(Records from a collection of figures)
++++++
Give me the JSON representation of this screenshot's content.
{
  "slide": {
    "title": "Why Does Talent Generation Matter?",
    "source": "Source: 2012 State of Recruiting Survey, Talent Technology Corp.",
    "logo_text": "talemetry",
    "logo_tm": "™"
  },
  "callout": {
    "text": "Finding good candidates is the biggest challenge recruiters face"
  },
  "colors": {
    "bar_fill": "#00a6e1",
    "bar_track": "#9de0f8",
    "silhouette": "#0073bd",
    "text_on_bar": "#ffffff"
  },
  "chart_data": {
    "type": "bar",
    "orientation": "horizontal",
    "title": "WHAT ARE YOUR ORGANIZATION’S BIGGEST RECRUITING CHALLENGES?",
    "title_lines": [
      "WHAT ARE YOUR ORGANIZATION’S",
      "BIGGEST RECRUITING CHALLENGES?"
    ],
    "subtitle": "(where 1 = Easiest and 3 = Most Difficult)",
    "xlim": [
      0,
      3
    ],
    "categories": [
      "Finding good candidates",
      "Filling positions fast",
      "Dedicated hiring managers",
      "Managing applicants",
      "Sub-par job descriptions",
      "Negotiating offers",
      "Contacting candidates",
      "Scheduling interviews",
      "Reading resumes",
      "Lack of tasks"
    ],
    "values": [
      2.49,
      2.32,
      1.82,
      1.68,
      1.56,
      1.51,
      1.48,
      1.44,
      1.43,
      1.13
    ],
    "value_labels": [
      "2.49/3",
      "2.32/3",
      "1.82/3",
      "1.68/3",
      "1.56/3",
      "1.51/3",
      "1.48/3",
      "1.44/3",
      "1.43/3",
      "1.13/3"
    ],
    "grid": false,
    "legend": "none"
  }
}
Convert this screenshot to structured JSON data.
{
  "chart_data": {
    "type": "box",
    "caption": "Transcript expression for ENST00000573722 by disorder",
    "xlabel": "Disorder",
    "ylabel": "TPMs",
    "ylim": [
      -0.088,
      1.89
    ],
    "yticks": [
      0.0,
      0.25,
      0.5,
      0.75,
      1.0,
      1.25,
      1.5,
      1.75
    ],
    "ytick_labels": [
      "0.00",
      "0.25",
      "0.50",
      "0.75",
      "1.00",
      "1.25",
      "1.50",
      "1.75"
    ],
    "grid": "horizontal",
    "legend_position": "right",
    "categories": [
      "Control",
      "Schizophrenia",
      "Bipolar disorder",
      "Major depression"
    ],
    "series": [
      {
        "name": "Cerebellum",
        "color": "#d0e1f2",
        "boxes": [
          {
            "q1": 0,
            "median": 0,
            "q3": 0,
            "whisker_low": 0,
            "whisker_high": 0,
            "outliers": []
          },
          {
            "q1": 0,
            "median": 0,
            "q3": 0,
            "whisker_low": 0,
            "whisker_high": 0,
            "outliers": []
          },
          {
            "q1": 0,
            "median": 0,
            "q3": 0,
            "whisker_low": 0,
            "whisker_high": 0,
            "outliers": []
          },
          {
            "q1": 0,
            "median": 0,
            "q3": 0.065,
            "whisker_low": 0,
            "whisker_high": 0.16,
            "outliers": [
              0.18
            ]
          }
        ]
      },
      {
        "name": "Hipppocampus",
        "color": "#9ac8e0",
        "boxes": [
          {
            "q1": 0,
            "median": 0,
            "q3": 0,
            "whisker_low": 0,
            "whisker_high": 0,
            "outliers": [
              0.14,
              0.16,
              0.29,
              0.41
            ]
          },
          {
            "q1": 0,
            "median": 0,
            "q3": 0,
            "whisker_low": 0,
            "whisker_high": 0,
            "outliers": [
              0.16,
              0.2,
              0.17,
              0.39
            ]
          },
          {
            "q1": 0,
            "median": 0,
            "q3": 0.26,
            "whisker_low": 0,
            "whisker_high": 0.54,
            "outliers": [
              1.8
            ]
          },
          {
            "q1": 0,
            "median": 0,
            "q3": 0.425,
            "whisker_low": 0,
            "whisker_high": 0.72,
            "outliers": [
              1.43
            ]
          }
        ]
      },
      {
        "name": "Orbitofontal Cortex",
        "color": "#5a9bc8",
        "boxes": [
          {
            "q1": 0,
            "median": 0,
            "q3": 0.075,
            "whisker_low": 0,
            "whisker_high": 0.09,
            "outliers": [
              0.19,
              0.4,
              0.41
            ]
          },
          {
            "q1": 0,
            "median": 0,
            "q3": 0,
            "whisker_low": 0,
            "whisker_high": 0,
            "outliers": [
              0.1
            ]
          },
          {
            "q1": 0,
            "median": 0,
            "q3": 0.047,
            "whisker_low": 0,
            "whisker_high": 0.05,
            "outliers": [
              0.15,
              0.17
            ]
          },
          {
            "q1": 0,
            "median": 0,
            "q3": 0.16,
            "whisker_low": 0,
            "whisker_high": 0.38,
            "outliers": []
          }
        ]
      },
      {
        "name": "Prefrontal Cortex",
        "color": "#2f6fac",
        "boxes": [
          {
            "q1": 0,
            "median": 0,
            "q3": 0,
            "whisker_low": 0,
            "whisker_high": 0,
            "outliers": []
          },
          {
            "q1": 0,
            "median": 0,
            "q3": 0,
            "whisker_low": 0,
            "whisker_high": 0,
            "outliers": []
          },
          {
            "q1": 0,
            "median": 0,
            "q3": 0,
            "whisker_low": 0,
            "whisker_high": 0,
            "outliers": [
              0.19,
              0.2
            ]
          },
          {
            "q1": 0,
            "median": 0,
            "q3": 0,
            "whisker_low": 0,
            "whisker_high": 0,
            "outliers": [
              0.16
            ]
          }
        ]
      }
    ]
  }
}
++++++
→ **Exercise requirements**
Copy every line from the records above that contains the word "this".

→ **The reply**
Give me the JSON representation of this screenshot's content.
Convert this screenshot to structured JSON data.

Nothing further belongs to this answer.